16.          Section 15 of the 2010 Act reads as follows:

 

“(1)   A person (A) discriminates against a disabled person (B) if –

(a)   A treats B unfavourably because of something arising in consequence of B’s disability, and

(b)   A cannot show that the treatment is a proportionate means of achieving a legitimate aim.

(2)     Subsection (1) does not apply if A shows that A did not know, and could not reasonably have been expected to know, that B had the disability.

 

17.          Section 15 has no precise predecessor in the Disability Discrimination Act 1995, but it does much the same job as was done by section 3A (1) of that Act, which proscribed “disability-related” discrimination, prior to the decision of the House of Lords in London Borough of Lewisham v Malcolm [2008] 1 AC 1339.  We cannot see any difficulties about its meaning and effect.  We would only mention, because it is apposite to the issues on this appeal, that, as with other species of discrimination, an act or omission can occur “because of” a proscribed factor as long as that factor operates on the mind of the putative discriminator (consciously or subconsciously) to a significant extent: see Nagarajan v London Regional Transport [1999] ICR 877, per Lord Nicholls at p. 886 D-G.  (The use of the phrase “because of” in place of the terminology of “reason” or “grounds” in the predecessor legislation clearly does not connote any different test.)

 

18.          We should also set out, so far as material, the terms of section 136 of the Act:

 

“(1)   This section applies to any proceedings relating to a contravention of this Act.

(2)     If there are facts from which the court could decide, in the absence of any other explanation, that a person (A) contravened the provision concerned, the court must hold that the contravention occurred.

(3)     But subsection (2) does not apply if A shows that A did not contravene the provision.

(4)-(5) …

(6)     A reference to the court includes a reference to –

         (a)   an employment tribunal

         (b)-(f) …”

 

19.          Those provisions are of course substantially identical to the provisions relating to the burden of proof in the predecessor legislation.  They have been the subject of a good deal of case-law, culminating in the decisions of the Court of Appeal in Igen Ltd v Wong [2005] ICR 931 and Madarassy v Nomura International plc [2007] ICR 867 (approved by the Supreme Court in Hewage v Grampian Health Board [2012] ICR 1054: see para. 32, at p. 1065).  We see no need to recapitulate here the well-known guidance from those authorities, though it has not alas put the issues raised by the legislation to rest: see para. 23 below. 

 

THE TRIBUNAL’S REASONING

 

20.          We need not summarise the Tribunal’s reasoning in full, much of which relates to aspects of the case which are not live on this appeal.  There is, however, some overlap between its reasoning as regards the unfair dismissal and disability discrimination claims.  As part of the discussion of the former it says, at paras. 56-58 of the Reasons:

 

“56.  … We know that Kate Thompson was offered the role of Associate Editor, but decided to take redundancy from 31 March 2011.  We also know that the possible vacancy was mentioned to the Claimant on 7 April 2011 but that that the role was not advertised until 6 May.

57.    What was missing from the Respondent’s evidence was any documentary evidence supporting the proposition in the statement of Ms O’Farrell that the delay was because of ‘the amount of change already in the Real Life Group’ with the result that it was not possible to offer it to the Claimant, or to invite her to apply for it, before the termination of her employment.  Further, a delay in putting an advertisement in the vacancies bulletin does not by itself justify not offering it to the Claimant.  The post obviously existed because it was in the original plan, and had been already been offered to Ms Thompson and declined by her.  We wholly fail to understand how it is that the Claimant was denied the opportunity of applying for it simply because management had apparently not got round to advertising it before the end of the Claimant’s employment.  We are not saying that the Claimant would necessarily have been appointed following an interview (competitive or otherwise) but we do remind ourselves that the Claimant was originally appointed as Assistant Editor of Chat.

● Stated exercise:
Pick up the disability discrimination appeal judgment after its final sentence and continue writing it.

● Material provided:
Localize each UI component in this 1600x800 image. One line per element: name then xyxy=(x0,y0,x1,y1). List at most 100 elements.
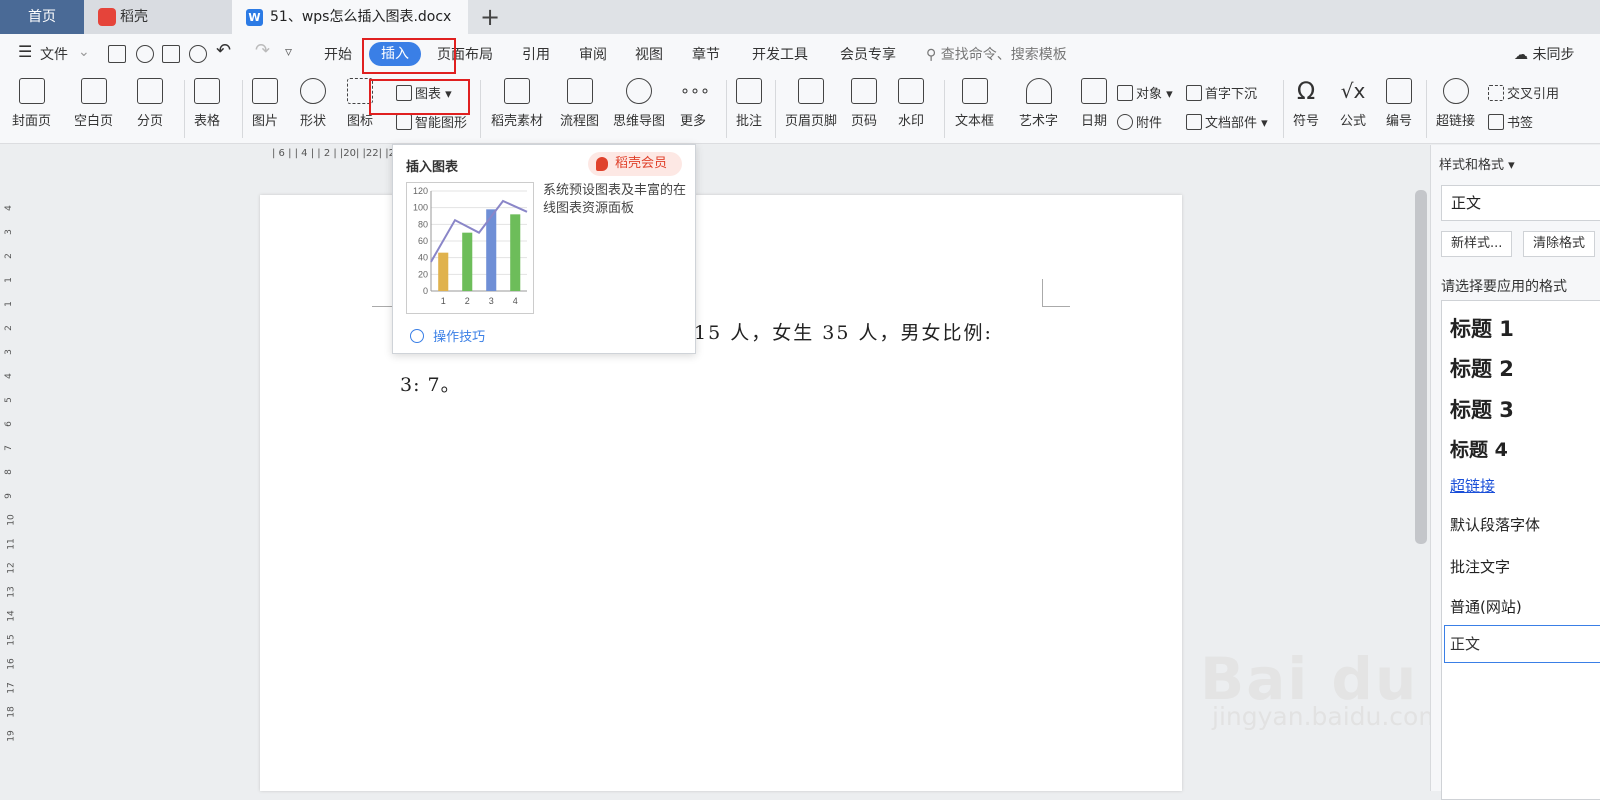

● Result for this exercise:
58.    The other post in issue was that of the Group Associate Head of Features.  Very much the same points arise as with the role of Associate Editor.  There was an established post in the new structure which was at the time filled by a freelancer.  No adequate explanation was given as to why this post was not advertised until after the Claimant’s employment has ended, nor why at the very least the Claimant was not considered for the post.  Again we are not finding that the Claimant would necessarily have been appointed to the post.”

 

21.          The Tribunal addresses the disability discrimination claim at paras. 65-66 of the Reasons, as follows:

 

“65.  The final claims are those of the Claimant not being considered for alternative employment being either direct discrimination, or a claim under section 15 as being because of her past and anticipated future absences.  We conclude that the claim of direct discrimination fails, but that under section 15 succeeds.  In respect of the claim of direct discrimination, we must consider whether the Respondent would have treated another employee in the same circumstances, who had had the same past absences and was likely to have the same future absences, but was not disabled, in the same way.  It may be difficult to construct such a person.  What we have to decide was whether it was the disability per se which resulted in the Claimant not being considered for the alternative positions.  We find that there was no evidence to that effect.  The burden of proof does not pass to the Respondent.

 

66.    However, when it comes to the claim under section 15 matter is different.  We have found that no steps were taken to enable the Claimant at the very least to apply for two vacant posts for which the evidence was that she was potentially appointable.  There was no persuasive evidence as to why that was not done, and in particular why the advertisements for the posts were delayed until after the Claimant’s employment had ended.  Taking those facts into account, along with the history of past significant absences, we find that there is evidence from which we could conclude that the reason was those absences.  We find therefore that the Respondent must show that what occurred in relation to the two posts in question was to no extent because of the absences arising from the Claimant’s disability.  That the Respondent has failed to do.”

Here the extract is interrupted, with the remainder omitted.